Quoted text =
[review] new string type

Steven Schveighoffer schveiguy at yahoo.com
Wed Dec 1 14:09:27 PST 2010


On Tue, 30 Nov 2010 18:34:56 -0500, Jonathan M Davis <jmdavisProg at gmx.com>  
wrote:

> On Tuesday, November 30, 2010 10:52:20 Steven Schveighoffer wrote:
>> On Tue, 30 Nov 2010 13:34:50 -0500, Jonathan M Davis  
>> <jmdavisProg at gmx.com>
>>
>> wrote:
>> > 1. At least until universal function syntax is in the language, you  
>> use
>> > the
>> > ability to do str.func().
>>
>> Yes, but first, this is not a problem with the string type, it's a  
>> problem
>> with the language.  Second, any string-specific functions can be added,  
>> it
>> is a struct after all, not a builtin.
>
> I really don't think that we want to have to be adding string functions  
> to a
> string struct. Having them external is far better, particularly when  
> there are
> so many of them which aren't directly related to strings but use them  
> heavily.
> Even if all of std.string got tacked onto a struct string type, that  
> would leave
> out the rest of Phobos and any user code. I really think that universal  
> function
> syntax is a necessity for a struct solution to be acceptable.

Why?  It's a choice between adding them to the struct, and doing func(str)  
instead.  You already have to do func(R) for arbitrary ranges, I don't see  
why strings should be specialized.  For things that should be considered  
'built-in' for strings, they can be included as members of the struct.

In other words, I think it's worth fixing strings now, even if it means we  
cannot call str.func() until the universal syntax is introduced.

> I had considered a solution similar to this one a few months back, and  
> the lack
> of universal function syntax is one of the reasons why I decided that it  
> wasn't
> really an improvement. Honestly, without uniform function call syntax, I  
> would
> consider a struct solution to be DOA. The loss in useability would just  
> be too
> great.

But you can still call the function, it's just func(str).  There is no  
loss of functionality.  Usability isn't even really lost.

>> > 2. Functions that would work just fine treating strings as arrays of
>> > code units
>> > (presumably because they don't care about what the actual data is)  
>> lose
>> > efficiency, because now a string isn't an array.
>>
>> Which functions are those?  They can be allowed via wrappers.
>
> It is my understanding that there are various functions in std.algorithm  
> which
> are able to treat strings as arrays and therefore process them more  
> efficiently. I
> haven't looked into which ones are in that camp. I would think that  
> find() might
> be, but I'd have to look.

Written instruction = Continue the mailing-list discussion about the new string type from the point where it stops. The material after this sentence is separate from the string type discussion.

Given information =
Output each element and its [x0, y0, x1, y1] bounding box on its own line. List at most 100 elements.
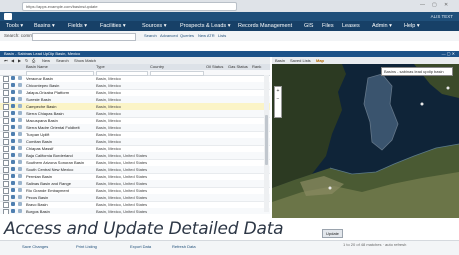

Result =
Since std.algorithm works exclusively with ranges, those must be special  
cases for strings because strings are bi-directional ranges of dchar  
according to phobos.  So those can continue to be special cases for the  
new string types.

>> > 4. Indexing is no longer O(1), which violates the guarantees of the  
>> index
>> > operator.
>>
>> Indexing is still O(1).
>>
>> > 5. Slicing (other than a full slice) is no longer O(1), which violates
>> > the
>> > guarantees of the slicing operator.
>>
>> Slicing is still O(1).
>
> You're right. I misread what _charStart() did. However, if I understand  
> it
> correctly now, you give it a code unit index and yet get a code point  
> back. That
> worries me. It means that there is no relation between the length of the  
> string
> and the indices that you'd use to index it. It _is_ related to the  
> number of
> code units, which you can get with codeUnits(), but that disjoint seems  
> like it
> could cause problems. It might be the correct solution, but I think that  
> it
> merits some examination. Returning a code unit would be wrong since that  
> totally
> breaks with the rest of the API dealing in dchar/code units, and it  
> would be
> wrong to index by code point, since then indexing and slicing are no  
> longer
> O(1). So, it's probably a choice between indexing by one thing and  
> returning
> another or not having indexing and slicing, which would definitely not  
> be good.
> So, maybe your solution is the best one in this respect, but it worries  
> me. The
> exact ramifications of that need to be looked into.

How many times do you use a hard-coded index into a string without knowing  
the encoding of the string (i.e. I know this string is ascii)?  How many  
times do you iterate the characters of a string via an incrementing index?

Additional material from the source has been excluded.